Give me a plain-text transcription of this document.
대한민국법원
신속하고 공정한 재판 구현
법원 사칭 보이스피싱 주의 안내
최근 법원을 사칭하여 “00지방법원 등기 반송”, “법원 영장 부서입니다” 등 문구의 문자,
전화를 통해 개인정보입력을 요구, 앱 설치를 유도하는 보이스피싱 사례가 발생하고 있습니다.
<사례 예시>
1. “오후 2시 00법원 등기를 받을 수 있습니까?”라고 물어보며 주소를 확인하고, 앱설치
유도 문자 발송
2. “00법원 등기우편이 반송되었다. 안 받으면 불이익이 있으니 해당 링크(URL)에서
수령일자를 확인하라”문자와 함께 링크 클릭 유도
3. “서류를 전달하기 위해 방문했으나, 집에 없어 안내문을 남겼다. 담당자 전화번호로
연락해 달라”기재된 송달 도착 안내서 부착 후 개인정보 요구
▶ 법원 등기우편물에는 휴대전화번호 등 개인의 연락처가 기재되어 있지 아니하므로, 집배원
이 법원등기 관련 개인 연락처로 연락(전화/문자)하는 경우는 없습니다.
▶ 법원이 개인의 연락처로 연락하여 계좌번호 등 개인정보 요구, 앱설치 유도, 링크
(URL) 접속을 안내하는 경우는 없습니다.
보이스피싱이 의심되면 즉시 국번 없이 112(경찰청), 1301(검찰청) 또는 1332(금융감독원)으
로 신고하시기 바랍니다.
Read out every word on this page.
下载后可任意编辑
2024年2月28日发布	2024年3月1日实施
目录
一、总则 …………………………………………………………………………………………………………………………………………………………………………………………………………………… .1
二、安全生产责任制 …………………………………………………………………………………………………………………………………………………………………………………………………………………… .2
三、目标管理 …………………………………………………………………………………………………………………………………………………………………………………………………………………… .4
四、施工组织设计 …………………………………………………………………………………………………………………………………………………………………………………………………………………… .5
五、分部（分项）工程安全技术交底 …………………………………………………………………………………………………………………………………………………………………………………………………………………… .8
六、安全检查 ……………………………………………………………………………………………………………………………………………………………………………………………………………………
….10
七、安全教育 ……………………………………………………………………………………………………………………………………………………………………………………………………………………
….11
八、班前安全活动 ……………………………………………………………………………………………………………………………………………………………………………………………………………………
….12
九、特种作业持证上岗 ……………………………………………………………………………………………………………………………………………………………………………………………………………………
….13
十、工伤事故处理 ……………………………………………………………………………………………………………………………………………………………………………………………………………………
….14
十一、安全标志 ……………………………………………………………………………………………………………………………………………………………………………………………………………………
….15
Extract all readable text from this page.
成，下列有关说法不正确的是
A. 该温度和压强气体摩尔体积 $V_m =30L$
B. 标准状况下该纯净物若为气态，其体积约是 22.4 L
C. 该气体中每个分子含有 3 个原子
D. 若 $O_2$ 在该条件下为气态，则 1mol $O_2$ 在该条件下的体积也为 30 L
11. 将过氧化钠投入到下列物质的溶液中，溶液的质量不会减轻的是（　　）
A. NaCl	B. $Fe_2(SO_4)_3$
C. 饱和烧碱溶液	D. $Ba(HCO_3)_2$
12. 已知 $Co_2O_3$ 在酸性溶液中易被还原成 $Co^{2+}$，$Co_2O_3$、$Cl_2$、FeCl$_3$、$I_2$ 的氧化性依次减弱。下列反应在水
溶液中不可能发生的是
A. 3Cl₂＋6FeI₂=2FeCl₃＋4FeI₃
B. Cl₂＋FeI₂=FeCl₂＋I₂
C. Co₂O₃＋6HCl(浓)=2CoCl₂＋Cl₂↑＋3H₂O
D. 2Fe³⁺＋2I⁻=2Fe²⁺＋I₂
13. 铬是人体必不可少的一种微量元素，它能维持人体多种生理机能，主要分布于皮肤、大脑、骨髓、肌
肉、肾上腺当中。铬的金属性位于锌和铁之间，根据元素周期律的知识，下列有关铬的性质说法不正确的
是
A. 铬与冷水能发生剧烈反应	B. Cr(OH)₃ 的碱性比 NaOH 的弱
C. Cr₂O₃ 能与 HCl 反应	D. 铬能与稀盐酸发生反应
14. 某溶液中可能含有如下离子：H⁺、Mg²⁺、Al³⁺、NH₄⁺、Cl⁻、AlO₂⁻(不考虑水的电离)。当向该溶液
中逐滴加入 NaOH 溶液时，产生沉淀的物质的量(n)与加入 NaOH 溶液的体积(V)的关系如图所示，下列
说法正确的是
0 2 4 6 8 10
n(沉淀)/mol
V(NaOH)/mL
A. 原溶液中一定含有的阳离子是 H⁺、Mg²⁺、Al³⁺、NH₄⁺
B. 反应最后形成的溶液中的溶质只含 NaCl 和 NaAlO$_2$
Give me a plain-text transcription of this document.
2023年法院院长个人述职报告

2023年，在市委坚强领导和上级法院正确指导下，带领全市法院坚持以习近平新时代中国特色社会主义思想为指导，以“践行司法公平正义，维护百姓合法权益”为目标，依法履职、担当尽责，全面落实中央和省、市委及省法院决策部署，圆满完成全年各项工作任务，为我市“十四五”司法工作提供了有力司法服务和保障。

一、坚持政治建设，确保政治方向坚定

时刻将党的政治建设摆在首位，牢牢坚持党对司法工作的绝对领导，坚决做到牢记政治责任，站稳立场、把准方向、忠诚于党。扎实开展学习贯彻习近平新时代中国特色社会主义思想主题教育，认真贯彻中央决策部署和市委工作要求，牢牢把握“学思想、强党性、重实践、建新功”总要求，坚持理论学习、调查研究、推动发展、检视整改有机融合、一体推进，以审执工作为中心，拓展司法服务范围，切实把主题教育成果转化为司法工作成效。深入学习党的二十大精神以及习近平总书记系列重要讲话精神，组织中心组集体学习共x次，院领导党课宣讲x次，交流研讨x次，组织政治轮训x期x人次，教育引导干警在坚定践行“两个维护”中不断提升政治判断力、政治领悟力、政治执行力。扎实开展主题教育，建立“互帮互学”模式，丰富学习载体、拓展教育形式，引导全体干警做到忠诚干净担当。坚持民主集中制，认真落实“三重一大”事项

** Written instruction **
Your task is to print all of the records exactly.

** Correct result **
Give me a plain-text transcription of this document.
대한민국법원
신속하고 공정한 재판 구현
법원 사칭 보이스피싱 주의 안내
최근 법원을 사칭하여 “00지방법원 등기 반송”, “법원 영장 부서입니다” 등 문구의 문자,
전화를 통해 개인정보입력을 요구, 앱 설치를 유도하는 보이스피싱 사례가 발생하고 있습니다.
<사례 예시>
1. “오후 2시 00법원 등기를 받을 수 있습니까?”라고 물어보며 주소를 확인하고, 앱설치
유도 문자 발송
2. “00법원 등기우편이 반송되었다. 안 받으면 불이익이 있으니 해당 링크(URL)에서
수령일자를 확인하라”문자와 함께 링크 클릭 유도
3. “서류를 전달하기 위해 방문했으나, 집에 없어 안내문을 남겼다. 담당자 전화번호로
연락해 달라”기재된 송달 도착 안내서 부착 후 개인정보 요구
▶ 법원 등기우편물에는 휴대전화번호 등 개인의 연락처가 기재되어 있지 아니하므로, 집배원
이 법원등기 관련 개인 연락처로 연락(전화/문자)하는 경우는 없습니다.
▶ 법원이 개인의 연락처로 연락하여 계좌번호 등 개인정보 요구, 앱설치 유도, 링크
(URL) 접속을 안내하는 경우는 없습니다.
보이스피싱이 의심되면 즉시 국번 없이 112(경찰청), 1301(검찰청) 또는 1332(금융감독원)으
로 신고하시기 바랍니다.
Read out every word on this page.
下载后可任意编辑
2024年2月28日发布	2024年3月1日实施
目录
一、总则 …………………………………………………………………………………………………………………………………………………………………………………………………………………… .1
二、安全生产责任制 …………………………………………………………………………………………………………………………………………………………………………………………………………………… .2
三、目标管理 …………………………………………………………………………………………………………………………………………………………………………………………………………………… .4
四、施工组织设计 …………………………………………………………………………………………………………………………………………………………………………………………………………………… .5
五、分部（分项）工程安全技术交底 …………………………………………………………………………………………………………………………………………………………………………………………………………………… .8
六、安全检查 ……………………………………………………………………………………………………………………………………………………………………………………………………………………
….10
七、安全教育 ……………………………………………………………………………………………………………………………………………………………………………………………………………………
….11
八、班前安全活动 ……………………………………………………………………………………………………………………………………………………………………………………………………………………
….12
九、特种作业持证上岗 ……………………………………………………………………………………………………………………………………………………………………………………………………………………
….13
十、工伤事故处理 ……………………………………………………………………………………………………………………………………………………………………………………………………………………
….14
十一、安全标志 ……………………………………………………………………………………………………………………………………………………………………………………………………………………
….15
Extract all readable text from this page.
成，下列有关说法不正确的是
A. 该温度和压强气体摩尔体积 $V_m =30L$
B. 标准状况下该纯净物若为气态，其体积约是 22.4 L
C. 该气体中每个分子含有 3 个原子
D. 若 $O_2$ 在该条件下为气态，则 1mol $O_2$ 在该条件下的体积也为 30 L
11. 将过氧化钠投入到下列物质的溶液中，溶液的质量不会减轻的是（　　）
A. NaCl	B. $Fe_2(SO_4)_3$
C. 饱和烧碱溶液	D. $Ba(HCO_3)_2$
12. 已知 $Co_2O_3$ 在酸性溶液中易被还原成 $Co^{2+}$，$Co_2O_3$、$Cl_2$、FeCl$_3$、$I_2$ 的氧化性依次减弱。下列反应在水
溶液中不可能发生的是
A. 3Cl₂＋6FeI₂=2FeCl₃＋4FeI₃
B. Cl₂＋FeI₂=FeCl₂＋I₂
C. Co₂O₃＋6HCl(浓)=2CoCl₂＋Cl₂↑＋3H₂O
D. 2Fe³⁺＋2I⁻=2Fe²⁺＋I₂
13. 铬是人体必不可少的一种微量元素，它能维持人体多种生理机能，主要分布于皮肤、大脑、骨髓、肌
肉、肾上腺当中。铬的金属性位于锌和铁之间，根据元素周期律的知识，下列有关铬的性质说法不正确的
是
A. 铬与冷水能发生剧烈反应	B. Cr(OH)₃ 的碱性比 NaOH 的弱
C. Cr₂O₃ 能与 HCl 反应	D. 铬能与稀盐酸发生反应
14. 某溶液中可能含有如下离子：H⁺、Mg²⁺、Al³⁺、NH₄⁺、Cl⁻、AlO₂⁻(不考虑水的电离)。当向该溶液
中逐滴加入 NaOH 溶液时，产生沉淀的物质的量(n)与加入 NaOH 溶液的体积(V)的关系如图所示，下列
说法正确的是
0 2 4 6 8 10
n(沉淀)/mol
V(NaOH)/mL
A. 原溶液中一定含有的阳离子是 H⁺、Mg²⁺、Al³⁺、NH₄⁺
B. 反应最后形成的溶液中的溶质只含 NaCl 和 NaAlO$_2$
Give me a plain-text transcription of this document.
2023年法院院长个人述职报告

2023年，在市委坚强领导和上级法院正确指导下，带领全市法院坚持以习近平新时代中国特色社会主义思想为指导，以“践行司法公平正义，维护百姓合法权益”为目标，依法履职、担当尽责，全面落实中央和省、市委及省法院决策部署，圆满完成全年各项工作任务，为我市“十四五”司法工作提供了有力司法服务和保障。

一、坚持政治建设，确保政治方向坚定

时刻将党的政治建设摆在首位，牢牢坚持党对司法工作的绝对领导，坚决做到牢记政治责任，站稳立场、把准方向、忠诚于党。扎实开展学习贯彻习近平新时代中国特色社会主义思想主题教育，认真贯彻中央决策部署和市委工作要求，牢牢把握“学思想、强党性、重实践、建新功”总要求，坚持理论学习、调查研究、推动发展、检视整改有机融合、一体推进，以审执工作为中心，拓展司法服务范围，切实把主题教育成果转化为司法工作成效。深入学习党的二十大精神以及习近平总书记系列重要讲话精神，组织中心组集体学习共x次，院领导党课宣讲x次，交流研讨x次，组织政治轮训x期x人次，教育引导干警在坚定践行“两个维护”中不断提升政治判断力、政治领悟力、政治执行力。扎实开展主题教育，建立“互帮互学”模式，丰富学习载体、拓展教育形式，引导全体干警做到忠诚干净担当。坚持民主集中制，认真落实“三重一大”事项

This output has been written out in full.